Recorded data:
>> START
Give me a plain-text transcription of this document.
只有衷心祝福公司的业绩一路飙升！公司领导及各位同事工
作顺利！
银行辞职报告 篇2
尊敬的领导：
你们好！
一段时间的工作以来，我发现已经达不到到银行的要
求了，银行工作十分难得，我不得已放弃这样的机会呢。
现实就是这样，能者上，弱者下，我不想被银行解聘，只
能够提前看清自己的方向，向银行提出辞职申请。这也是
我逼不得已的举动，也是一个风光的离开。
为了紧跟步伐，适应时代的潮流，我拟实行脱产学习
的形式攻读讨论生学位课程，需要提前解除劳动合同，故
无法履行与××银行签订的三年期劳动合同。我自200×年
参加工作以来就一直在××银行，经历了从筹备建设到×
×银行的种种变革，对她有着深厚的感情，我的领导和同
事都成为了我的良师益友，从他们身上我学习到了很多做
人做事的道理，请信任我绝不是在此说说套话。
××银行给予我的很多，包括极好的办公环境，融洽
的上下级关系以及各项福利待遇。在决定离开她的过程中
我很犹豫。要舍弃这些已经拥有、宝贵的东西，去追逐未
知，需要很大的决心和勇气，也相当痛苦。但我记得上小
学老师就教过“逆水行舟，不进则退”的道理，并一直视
>> END
> [SHORT PROBLEM]:
Copy each line of the data exactly, leaving nothing out.

> [OUTPUT FOR THIS EXERCISE]:
Give me a plain-text transcription of this document.
只有衷心祝福公司的业绩一路飙升！公司领导及各位同事工
作顺利！
银行辞职报告 篇2
尊敬的领导：
你们好！
一段时间的工作以来，我发现已经达不到到银行的要
求了，银行工作十分难得，我不得已放弃这样的机会呢。
现实就是这样，能者上，弱者下，我不想被银行解聘，只
能够提前看清自己的方向，向银行提出辞职申请。这也是
我逼不得已的举动，也是一个风光的离开。
为了紧跟步伐，适应时代的潮流，我拟实行脱产学习
的形式攻读讨论生学位课程，需要提前解除劳动合同，故
无法履行与××银行签订的三年期劳动合同。我自200×年
参加工作以来就一直在××银行，经历了从筹备建设到×
×银行的种种变革，对她有着深厚的感情，我的领导和同
事都成为了我的良师益友，从他们身上我学习到了很多做
人做事的道理，请信任我绝不是在此说说套话。
××银行给予我的很多，包括极好的办公环境，融洽
的上下级关系以及各项福利待遇。在决定离开她的过程中
我很犹豫。要舍弃这些已经拥有、宝贵的东西，去追逐未
知，需要很大的决心和勇气，也相当痛苦。但我记得上小
学老师就教过“逆水行舟，不进则退”的道理，并一直视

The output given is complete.